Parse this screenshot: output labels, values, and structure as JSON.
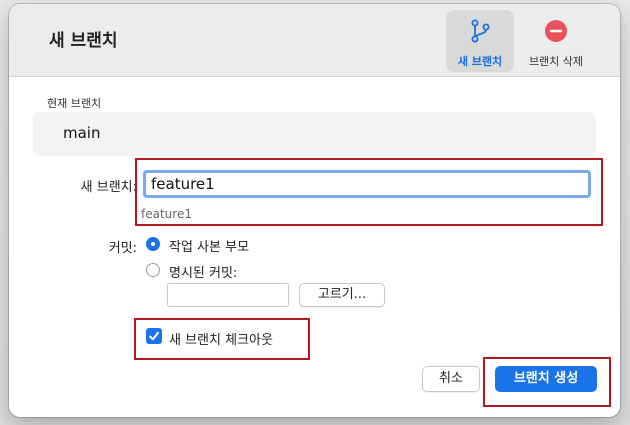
{
  "dialog": {
    "title": "새 브랜치"
  },
  "toolbar": {
    "new_branch_label": "새 브랜치",
    "delete_branch_label": "브랜치 삭제",
    "new_branch_icon": "branch-icon",
    "delete_branch_icon": "minus-circle-icon",
    "accent_color": "#1a6fe0",
    "delete_color": "#e8525f"
  },
  "current_branch": {
    "label": "현재 브랜치",
    "value": "main"
  },
  "new_branch": {
    "label": "새 브랜치:",
    "value": "feature1",
    "hint": "feature1"
  },
  "commit": {
    "label": "커밋:",
    "options": [
      {
        "label": "작업 사본 부모",
        "selected": true
      },
      {
        "label": "명시된 커밋:",
        "selected": false
      }
    ],
    "specified_value": "",
    "choose_button": "고르기..."
  },
  "checkout": {
    "label": "새 브랜치 체크아웃",
    "checked": true
  },
  "buttons": {
    "cancel": "취소",
    "create": "브랜치 생성"
  },
  "highlight_color": "#b51820"
}
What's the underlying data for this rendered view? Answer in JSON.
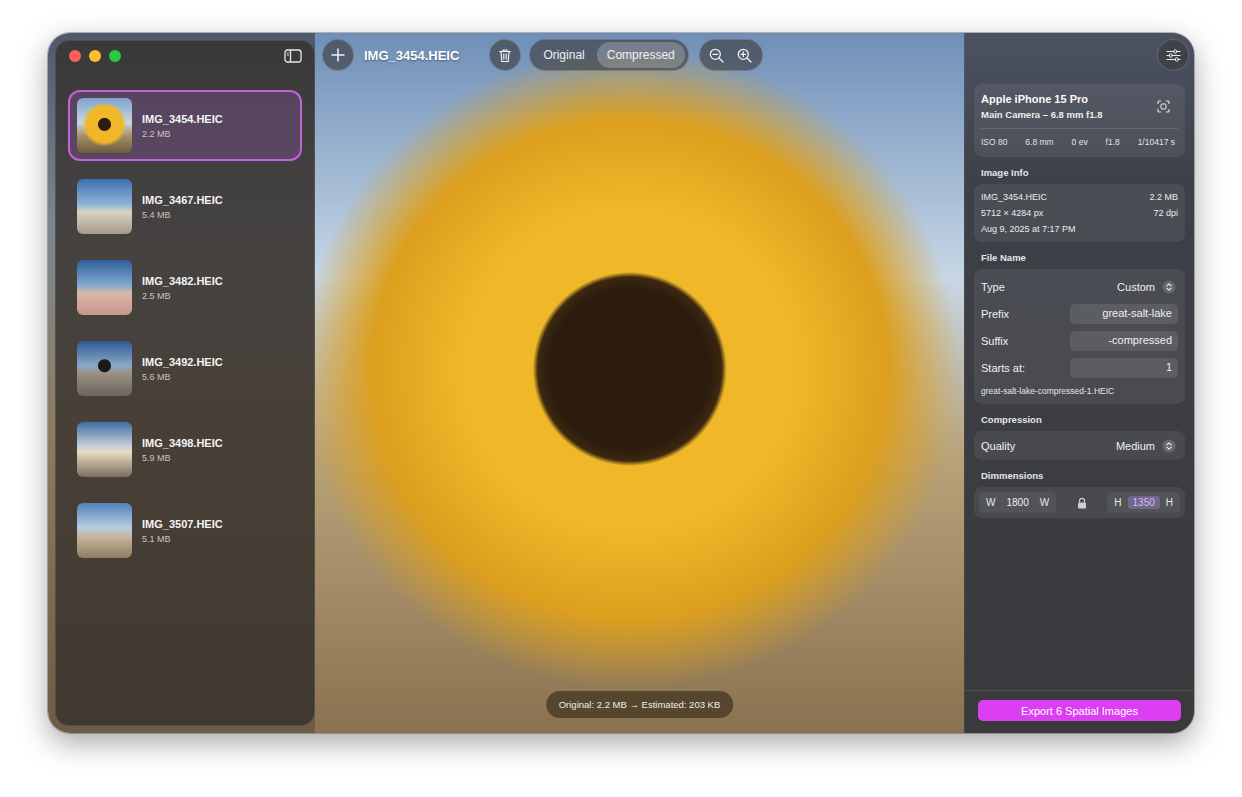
{
  "window": {
    "title": "IMG_3454.HEIC"
  },
  "toolbar": {
    "view_modes": [
      {
        "label": "Original",
        "selected": false
      },
      {
        "label": "Compressed",
        "selected": true
      }
    ]
  },
  "files": [
    {
      "name": "IMG_3454.HEIC",
      "size": "2.2 MB",
      "selected": true
    },
    {
      "name": "IMG_3467.HEIC",
      "size": "5.4 MB",
      "selected": false
    },
    {
      "name": "IMG_3482.HEIC",
      "size": "2.5 MB",
      "selected": false
    },
    {
      "name": "IMG_3492.HEIC",
      "size": "5.6 MB",
      "selected": false
    },
    {
      "name": "IMG_3498.HEIC",
      "size": "5.9 MB",
      "selected": false
    },
    {
      "name": "IMG_3507.HEIC",
      "size": "5.1 MB",
      "selected": false
    }
  ],
  "camera": {
    "model": "Apple iPhone 15 Pro",
    "lens": "Main Camera – 6.8 mm f1.8",
    "specs": [
      "ISO 80",
      "6.8 mm",
      "0 ev",
      "f1.8",
      "1/10417 s"
    ]
  },
  "image_info": {
    "heading": "Image Info",
    "name": "IMG_3454.HEIC",
    "size": "2.2 MB",
    "dimensions": "5712 × 4284 px",
    "dpi": "72 dpi",
    "date": "Aug 9, 2025 at 7:17 PM"
  },
  "file_name": {
    "heading": "File Name",
    "fields": [
      {
        "label": "Type",
        "value": "Custom",
        "kind": "select"
      },
      {
        "label": "Prefix",
        "value": "great-salt-lake",
        "kind": "text"
      },
      {
        "label": "Suffix",
        "value": "-compressed",
        "kind": "text"
      },
      {
        "label": "Starts at:",
        "value": "1",
        "kind": "text"
      }
    ],
    "preview": "great-salt-lake-compressed-1.HEIC"
  },
  "compression": {
    "heading": "Compression",
    "label": "Quality",
    "value": "Medium"
  },
  "dimensions": {
    "heading": "Dimmensions",
    "width": {
      "label": "W",
      "value": "1800",
      "unit": "W",
      "selected": false
    },
    "height": {
      "label": "H",
      "value": "1350",
      "unit": "H",
      "selected": true
    },
    "locked": true
  },
  "status": "Original: 2.2 MB → Estimated: 203 KB",
  "export_button": "Export 6 Spatial Images"
}
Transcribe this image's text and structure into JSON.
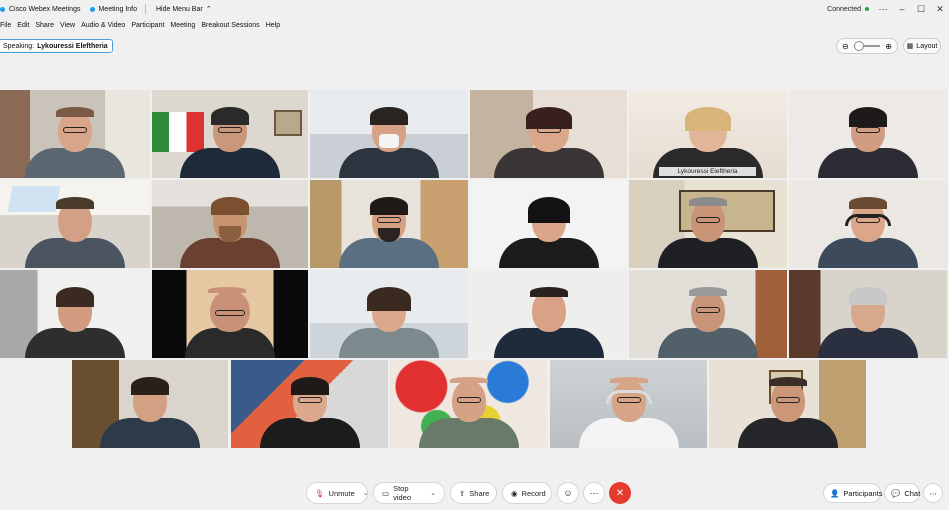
{
  "titlebar": {
    "app_name": "Cisco Webex Meetings",
    "meeting_info": "Meeting Info",
    "hide_menu_bar": "Hide Menu Bar",
    "connected": "Connected"
  },
  "menu": [
    "File",
    "Edit",
    "Share",
    "View",
    "Audio & Video",
    "Participant",
    "Meeting",
    "Breakout Sessions",
    "Help"
  ],
  "speaking": {
    "label": "Speaking:",
    "name": "Lykouressi Eleftheria"
  },
  "layout_button": "Layout",
  "active_speaker_name": "Lykouressi Eleftheria",
  "controls": {
    "unmute": "Unmute",
    "stop_video": "Stop video",
    "share": "Share",
    "record": "Record",
    "participants": "Participants",
    "chat": "Chat"
  },
  "colors": {
    "end_call": "#e53a2e",
    "accent": "#2aa6e0",
    "connected": "#2aa52a"
  }
}
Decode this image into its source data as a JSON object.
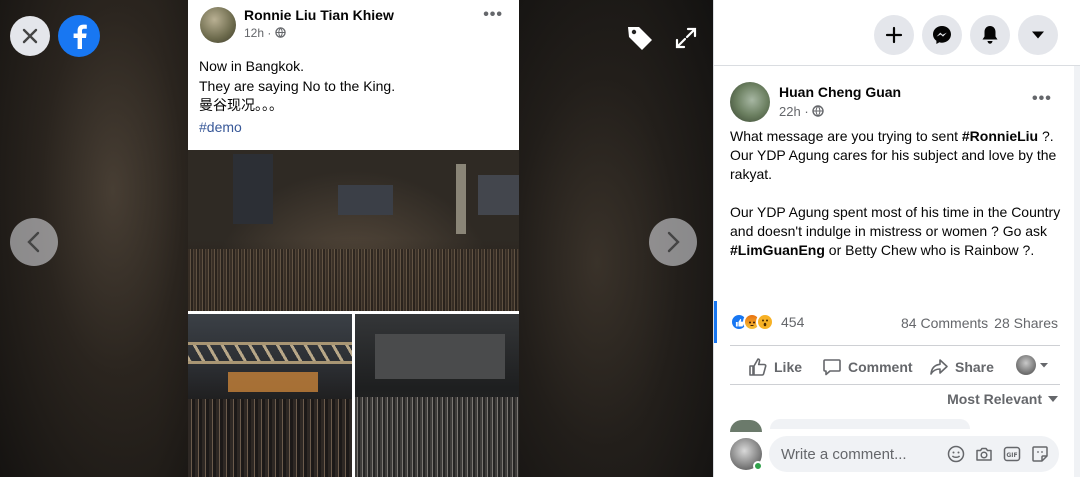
{
  "viewer": {
    "close_icon": "close-icon",
    "logo_icon": "facebook-logo",
    "tag_icon": "tag-icon",
    "expand_icon": "expand-icon",
    "prev_icon": "chevron-left-icon",
    "next_icon": "chevron-right-icon"
  },
  "image_post": {
    "author": "Ronnie Liu Tian Khiew",
    "time": "12h",
    "lines": [
      "Now in Bangkok.",
      "They are saying No to the King.",
      "曼谷现况。。。"
    ],
    "hashtag": "#demo"
  },
  "topbar": {
    "icons": [
      "plus-icon",
      "messenger-icon",
      "bell-icon",
      "caret-down-icon"
    ]
  },
  "comment_post": {
    "author": "Huan Cheng Guan",
    "time": "22h",
    "p1_a": "What message are you trying to sent ",
    "p1_tag": "#RonnieLiu",
    "p1_b": " ?. Our YDP Agung cares for his subject and love by the rakyat.",
    "p2_a": "Our YDP Agung spent most of his time in the Country and doesn't indulge in mistress or women ? Go ask ",
    "p2_tag": "#LimGuanEng",
    "p2_b": " or Betty Chew who is Rainbow ?."
  },
  "stats": {
    "reaction_count": "454",
    "comments": "84 Comments",
    "shares": "28 Shares"
  },
  "actions": {
    "like": "Like",
    "comment": "Comment",
    "share": "Share"
  },
  "sort": {
    "label": "Most Relevant"
  },
  "composer": {
    "placeholder": "Write a comment..."
  },
  "colors": {
    "brand": "#1877f2",
    "online": "#31a24c",
    "muted": "#65676b"
  }
}
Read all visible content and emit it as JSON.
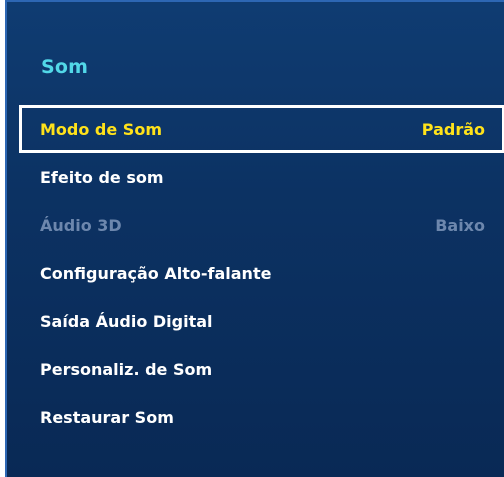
{
  "panel": {
    "title": "Som"
  },
  "menu": {
    "items": [
      {
        "label": "Modo de Som",
        "value": "Padrão",
        "state": "selected"
      },
      {
        "label": "Efeito de som",
        "value": "",
        "state": "normal"
      },
      {
        "label": "Áudio 3D",
        "value": "Baixo",
        "state": "disabled"
      },
      {
        "label": "Configuração Alto-falante",
        "value": "",
        "state": "normal"
      },
      {
        "label": "Saída Áudio Digital",
        "value": "",
        "state": "normal"
      },
      {
        "label": "Personaliz. de Som",
        "value": "",
        "state": "normal"
      },
      {
        "label": "Restaurar Som",
        "value": "",
        "state": "normal"
      }
    ]
  },
  "colors": {
    "panel_background": "#0c3263",
    "title": "#52d8e8",
    "selected_text": "#ffe21a",
    "normal_text": "#ffffff",
    "disabled_text": "#6d87ad",
    "focus_border": "#ffffff"
  }
}
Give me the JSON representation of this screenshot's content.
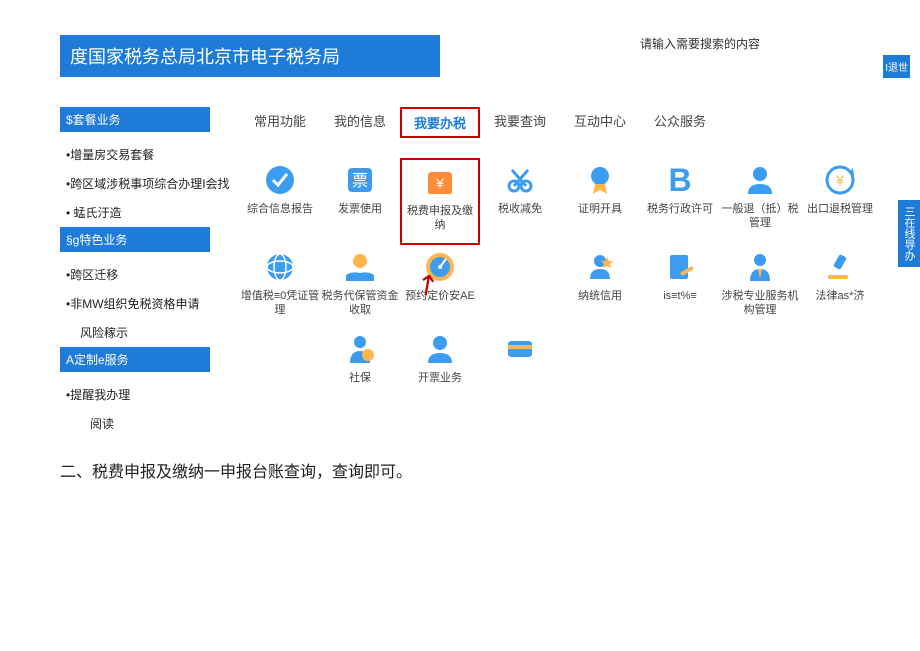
{
  "header": {
    "title": "度国家税务总局北京市电子税务局"
  },
  "search": {
    "placeholder": "请输入需要搜索的内容"
  },
  "exit": "I退世",
  "sideTab": "三在线导办",
  "sidebar": {
    "sec1": {
      "header": "$套餐业务",
      "items": [
        "•增量房交易套餐",
        "•跨区域涉税事项综合办理I会找",
        "•  蜢氏汙造"
      ]
    },
    "sec2": {
      "header": "§g特色业务",
      "items": [
        "•跨区迁移",
        "•非MW组织免税资格申请",
        "风险稼示"
      ]
    },
    "sec3": {
      "header": "A定制e服务",
      "items": [
        "•提醒我办理",
        "阅读"
      ]
    }
  },
  "tabs": [
    "常用功能",
    "我的信息",
    "我要办税",
    "我要查询",
    "互动中心",
    "公众服务"
  ],
  "grid": {
    "r1": [
      "综合信息报告",
      "发票使用",
      "税费申报及缴纳",
      "税收减免",
      "证明开具",
      "税务行政许可"
    ],
    "r1b": "B",
    "r2": [
      "一般退（抵）税管理",
      "出口退税管理",
      "增值税≡0凭证管理",
      "税务代保管资金收取",
      "预约定价安AE"
    ],
    "r3": [
      "纳统信用",
      "is≡t%≡",
      "涉税专业服务机构管理",
      "法律as*济",
      "",
      "社保"
    ],
    "r4": [
      "开票业务",
      ""
    ]
  },
  "bottom": "二、税费申报及缴纳一申报台账查询，查询即可。"
}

_Exercise objective_:
Report the number of lines containing the string "Áudio" and add nothing to it.

_In response_:
2